Stored data
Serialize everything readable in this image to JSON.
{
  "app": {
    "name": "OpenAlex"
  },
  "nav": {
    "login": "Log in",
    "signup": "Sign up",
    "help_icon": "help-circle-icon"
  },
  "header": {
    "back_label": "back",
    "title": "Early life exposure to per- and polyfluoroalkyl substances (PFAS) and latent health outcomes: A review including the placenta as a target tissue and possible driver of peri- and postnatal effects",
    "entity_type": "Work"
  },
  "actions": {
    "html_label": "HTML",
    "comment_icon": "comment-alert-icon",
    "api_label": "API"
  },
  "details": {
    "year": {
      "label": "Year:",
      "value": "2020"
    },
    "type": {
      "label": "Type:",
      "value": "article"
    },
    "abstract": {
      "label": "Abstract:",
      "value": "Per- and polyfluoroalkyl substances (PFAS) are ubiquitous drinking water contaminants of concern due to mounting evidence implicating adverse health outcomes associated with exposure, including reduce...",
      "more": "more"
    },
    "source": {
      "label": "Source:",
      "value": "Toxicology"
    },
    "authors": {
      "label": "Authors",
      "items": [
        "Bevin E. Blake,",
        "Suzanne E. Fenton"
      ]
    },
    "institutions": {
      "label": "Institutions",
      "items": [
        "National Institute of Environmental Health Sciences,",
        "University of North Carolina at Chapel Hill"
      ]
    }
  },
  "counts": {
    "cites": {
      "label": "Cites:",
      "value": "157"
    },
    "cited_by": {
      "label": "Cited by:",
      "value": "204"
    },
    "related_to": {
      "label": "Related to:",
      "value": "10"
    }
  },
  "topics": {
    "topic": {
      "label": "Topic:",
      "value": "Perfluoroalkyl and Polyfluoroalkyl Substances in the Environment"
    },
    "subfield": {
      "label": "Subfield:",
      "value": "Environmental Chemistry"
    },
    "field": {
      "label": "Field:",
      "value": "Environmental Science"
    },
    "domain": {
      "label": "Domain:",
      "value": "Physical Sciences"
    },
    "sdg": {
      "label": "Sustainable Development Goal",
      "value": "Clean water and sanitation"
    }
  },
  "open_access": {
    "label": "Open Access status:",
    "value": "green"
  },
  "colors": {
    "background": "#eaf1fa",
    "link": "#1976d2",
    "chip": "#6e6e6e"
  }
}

TASK DIRECTIONS
In the entries above, count each line with "icon"; reply with the total only.

WRITTEN SOLUTION
2